Input for this task ::
-- begin --
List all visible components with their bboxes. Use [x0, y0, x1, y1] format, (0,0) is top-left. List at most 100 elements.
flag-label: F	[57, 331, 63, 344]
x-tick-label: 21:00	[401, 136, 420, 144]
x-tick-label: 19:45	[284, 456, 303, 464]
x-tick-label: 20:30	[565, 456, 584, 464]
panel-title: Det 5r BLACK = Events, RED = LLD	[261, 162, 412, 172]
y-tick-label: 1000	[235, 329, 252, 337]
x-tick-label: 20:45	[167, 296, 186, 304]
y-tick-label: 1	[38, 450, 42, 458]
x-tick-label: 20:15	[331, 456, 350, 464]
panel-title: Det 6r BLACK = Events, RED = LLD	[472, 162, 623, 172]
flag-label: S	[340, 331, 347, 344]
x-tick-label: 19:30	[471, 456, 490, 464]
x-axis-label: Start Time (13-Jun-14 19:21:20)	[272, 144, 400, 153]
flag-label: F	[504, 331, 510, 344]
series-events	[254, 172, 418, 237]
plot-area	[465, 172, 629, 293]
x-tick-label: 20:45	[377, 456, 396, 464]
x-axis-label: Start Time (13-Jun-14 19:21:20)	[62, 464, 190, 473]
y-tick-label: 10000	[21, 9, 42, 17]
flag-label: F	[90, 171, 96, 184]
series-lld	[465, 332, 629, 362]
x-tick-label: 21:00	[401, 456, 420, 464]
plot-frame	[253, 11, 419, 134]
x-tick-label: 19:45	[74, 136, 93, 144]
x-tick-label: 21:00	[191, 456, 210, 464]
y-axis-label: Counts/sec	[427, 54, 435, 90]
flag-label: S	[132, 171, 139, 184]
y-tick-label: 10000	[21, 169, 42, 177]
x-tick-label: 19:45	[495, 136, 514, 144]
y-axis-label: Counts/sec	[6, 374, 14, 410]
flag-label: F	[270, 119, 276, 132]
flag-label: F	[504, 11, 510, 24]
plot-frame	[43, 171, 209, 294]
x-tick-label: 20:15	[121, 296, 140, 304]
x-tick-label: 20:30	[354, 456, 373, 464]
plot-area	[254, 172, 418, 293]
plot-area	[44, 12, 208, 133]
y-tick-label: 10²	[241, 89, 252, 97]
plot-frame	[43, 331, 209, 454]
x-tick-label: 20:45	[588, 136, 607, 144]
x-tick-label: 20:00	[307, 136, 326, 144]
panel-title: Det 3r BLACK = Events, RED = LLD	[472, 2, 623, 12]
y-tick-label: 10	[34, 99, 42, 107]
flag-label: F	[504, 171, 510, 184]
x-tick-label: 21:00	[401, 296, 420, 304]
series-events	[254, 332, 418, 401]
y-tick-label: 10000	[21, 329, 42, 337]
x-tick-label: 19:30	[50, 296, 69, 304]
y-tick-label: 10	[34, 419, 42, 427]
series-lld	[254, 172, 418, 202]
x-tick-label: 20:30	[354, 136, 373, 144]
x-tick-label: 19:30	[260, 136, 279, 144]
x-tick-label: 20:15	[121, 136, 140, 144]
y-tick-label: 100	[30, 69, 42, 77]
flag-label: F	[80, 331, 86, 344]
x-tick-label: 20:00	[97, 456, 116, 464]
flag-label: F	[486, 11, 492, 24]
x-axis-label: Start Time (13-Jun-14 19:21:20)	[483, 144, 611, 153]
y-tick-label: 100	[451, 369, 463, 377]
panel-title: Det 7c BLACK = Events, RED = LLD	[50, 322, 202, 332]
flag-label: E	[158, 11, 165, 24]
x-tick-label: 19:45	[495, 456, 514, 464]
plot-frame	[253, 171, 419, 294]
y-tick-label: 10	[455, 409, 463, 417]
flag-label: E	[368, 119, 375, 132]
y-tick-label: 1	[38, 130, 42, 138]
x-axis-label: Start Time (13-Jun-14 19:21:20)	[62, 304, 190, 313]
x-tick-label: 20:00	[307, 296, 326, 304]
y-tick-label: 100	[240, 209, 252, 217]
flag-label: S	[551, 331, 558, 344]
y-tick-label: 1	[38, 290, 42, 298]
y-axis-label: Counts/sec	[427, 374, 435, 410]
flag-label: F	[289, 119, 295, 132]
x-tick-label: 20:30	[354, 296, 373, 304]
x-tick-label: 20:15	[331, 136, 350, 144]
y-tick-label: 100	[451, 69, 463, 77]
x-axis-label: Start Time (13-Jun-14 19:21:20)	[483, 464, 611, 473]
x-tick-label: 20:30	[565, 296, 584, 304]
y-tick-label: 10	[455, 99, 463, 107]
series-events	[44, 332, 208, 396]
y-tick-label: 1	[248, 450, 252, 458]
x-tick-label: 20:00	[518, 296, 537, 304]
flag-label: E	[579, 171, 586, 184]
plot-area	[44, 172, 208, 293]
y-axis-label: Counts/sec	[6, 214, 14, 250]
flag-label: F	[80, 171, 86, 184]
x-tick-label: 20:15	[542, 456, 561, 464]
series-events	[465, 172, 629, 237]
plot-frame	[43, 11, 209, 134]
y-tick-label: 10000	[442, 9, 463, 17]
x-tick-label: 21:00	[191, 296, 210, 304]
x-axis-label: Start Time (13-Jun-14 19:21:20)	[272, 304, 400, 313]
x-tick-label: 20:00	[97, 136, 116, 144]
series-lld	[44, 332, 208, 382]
-- end --
Task to complete :: Recast every line of the records above as a Markdown table with two columns, Row and Line, numbering each line and leaving out blank lines.

Output for this exercise ::
| Row | Line |
|---|---|
| 1 | List all visible components with their bboxes. Use [x0, y0, x1, y1] format, (0,0) is top-left. List at most 100 elements. |
| 2 | flag-label: F	[57, 331, 63, 344] |
| 3 | x-tick-label: 21:00	[401, 136, 420, 144] |
| 4 | x-tick-label: 19:45	[284, 456, 303, 464] |
| 5 | x-tick-label: 20:30	[565, 456, 584, 464] |
| 6 | panel-title: Det 5r BLACK = Events, RED = LLD	[261, 162, 412, 172] |
| 7 | y-tick-label: 1000	[235, 329, 252, 337] |
| 8 | x-tick-label: 20:45	[167, 296, 186, 304] |
| 9 | y-tick-label: 1	[38, 450, 42, 458] |
| 10 | x-tick-label: 20:15	[331, 456, 350, 464] |
| 11 | panel-title: Det 6r BLACK = Events, RED = LLD	[472, 162, 623, 172] |
| 12 | flag-label: S	[340, 331, 347, 344] |
| 13 | x-tick-label: 19:30	[471, 456, 490, 464] |
| 14 | x-axis-label: Start Time (13-Jun-14 19:21:20)	[272, 144, 400, 153] |
| 15 | flag-label: F	[504, 331, 510, 344] |
| 16 | series-events	[254, 172, 418, 237] |
| 17 | plot-area	[465, 172, 629, 293] |
| 18 | x-tick-label: 20:45	[377, 456, 396, 464] |
| 19 | x-axis-label: Start Time (13-Jun-14 19:21:20)	[62, 464, 190, 473] |
| 20 | y-tick-label: 10000	[21, 9, 42, 17] |
| 21 | flag-label: F	[90, 171, 96, 184] |
| 22 | series-lld	[465, 332, 629, 362] |
| 23 | x-tick-label: 21:00	[401, 456, 420, 464] |
| 24 | plot-frame	[253, 11, 419, 134] |
| 25 | x-tick-label: 19:45	[74, 136, 93, 144] |
| 26 | x-tick-label: 21:00	[191, 456, 210, 464] |
| 27 | y-axis-label: Counts/sec	[427, 54, 435, 90] |
| 28 | flag-label: S	[132, 171, 139, 184] |
| 29 | y-tick-label: 10000	[21, 169, 42, 177] |
| 30 | x-tick-label: 19:45	[495, 136, 514, 144] |
| 31 | y-axis-label: Counts/sec	[6, 374, 14, 410] |
| 32 | flag-label: F	[270, 119, 276, 132] |
| 33 | flag-label: F	[504, 11, 510, 24] |
| 34 | plot-frame	[43, 171, 209, 294] |
| 35 | x-tick-label: 20:15	[121, 296, 140, 304] |
| 36 | x-tick-label: 20:30	[354, 456, 373, 464] |
| 37 | plot-area	[254, 172, 418, 293] |
| 38 | plot-area	[44, 12, 208, 133] |
| 39 | y-tick-label: 10²	[241, 89, 252, 97] |
| 40 | plot-frame	[43, 331, 209, 454] |
| 41 | x-tick-label: 20:45	[588, 136, 607, 144] |
| 42 | x-tick-label: 20:00	[307, 136, 326, 144] |
| 43 | panel-title: Det 3r BLACK = Events, RED = LLD	[472, 2, 623, 12] |
| 44 | y-tick-label: 10	[34, 99, 42, 107] |
| 45 | flag-label: F	[504, 171, 510, 184] |
| 46 | x-tick-label: 21:00	[401, 296, 420, 304] |
| 47 | series-events	[254, 332, 418, 401] |
| 48 | y-tick-label: 10000	[21, 329, 42, 337] |
| 49 | x-tick-label: 19:30	[50, 296, 69, 304] |
| 50 | y-tick-label: 10	[34, 419, 42, 427] |
| 51 | series-lld	[254, 172, 418, 202] |
| 52 | x-tick-label: 20:30	[354, 136, 373, 144] |
| 53 | x-tick-label: 19:30	[260, 136, 279, 144] |
| 54 | x-tick-label: 20:15	[121, 136, 140, 144] |
| 55 | y-tick-label: 100	[30, 69, 42, 77] |
| 56 | flag-label: F	[80, 331, 86, 344] |
| 57 | x-tick-label: 20:00	[97, 456, 116, 464] |
| 58 | flag-label: F	[486, 11, 492, 24] |
| 59 | x-axis-label: Start Time (13-Jun-14 19:21:20)	[483, 144, 611, 153] |
| 60 | y-tick-label: 100	[451, 369, 463, 377] |
| 61 | panel-title: Det 7c BLACK = Events, RED = LLD	[50, 322, 202, 332] |
| 62 | flag-label: E	[158, 11, 165, 24] |
| 63 | x-tick-label: 19:45	[495, 456, 514, 464] |
| 64 | plot-frame	[253, 171, 419, 294] |
| 65 | y-tick-label: 10	[455, 409, 463, 417] |
| 66 | flag-label: E	[368, 119, 375, 132] |
| 67 | y-tick-label: 1	[38, 130, 42, 138] |
| 68 | x-axis-label: Start Time (13-Jun-14 19:21:20)	[62, 304, 190, 313] |
| 69 | x-tick-label: 20:00	[307, 296, 326, 304] |
| 70 | y-tick-label: 100	[240, 209, 252, 217] |
| 71 | flag-label: S	[551, 331, 558, 344] |
| 72 | y-tick-label: 1	[38, 290, 42, 298] |
| 73 | y-axis-label: Counts/sec	[427, 374, 435, 410] |
| 74 | flag-label: F	[289, 119, 295, 132] |
| 75 | x-tick-label: 20:30	[354, 296, 373, 304] |
| 76 | x-tick-label: 20:15	[331, 136, 350, 144] |
| 77 | y-tick-label: 100	[451, 69, 463, 77] |
| 78 | x-axis-label: Start Time (13-Jun-14 19:21:20)	[483, 464, 611, 473] |
| 79 | x-tick-label: 20:30	[565, 296, 584, 304] |
| 80 | y-tick-label: 10	[455, 99, 463, 107] |
| 81 | series-events	[44, 332, 208, 396] |
| 82 | y-tick-label: 1	[248, 450, 252, 458] |
| 83 | x-tick-label: 20:00	[518, 296, 537, 304] |
| 84 | flag-label: E	[579, 171, 586, 184] |
| 85 | plot-area	[44, 172, 208, 293] |
| 86 | y-axis-label: Counts/sec	[6, 214, 14, 250] |
| 87 | flag-label: F	[80, 171, 86, 184] |
| 88 | x-tick-label: 20:15	[542, 456, 561, 464] |
| 89 | series-events	[465, 172, 629, 237] |
| 90 | plot-frame	[43, 11, 209, 134] |
| 91 | y-tick-label: 10000	[442, 9, 463, 17] |
| 92 | x-tick-label: 21:00	[191, 296, 210, 304] |
| 93 | x-axis-label: Start Time (13-Jun-14 19:21:20)	[272, 304, 400, 313] |
| 94 | x-tick-label: 20:00	[97, 136, 116, 144] |
| 95 | series-lld	[44, 332, 208, 382] |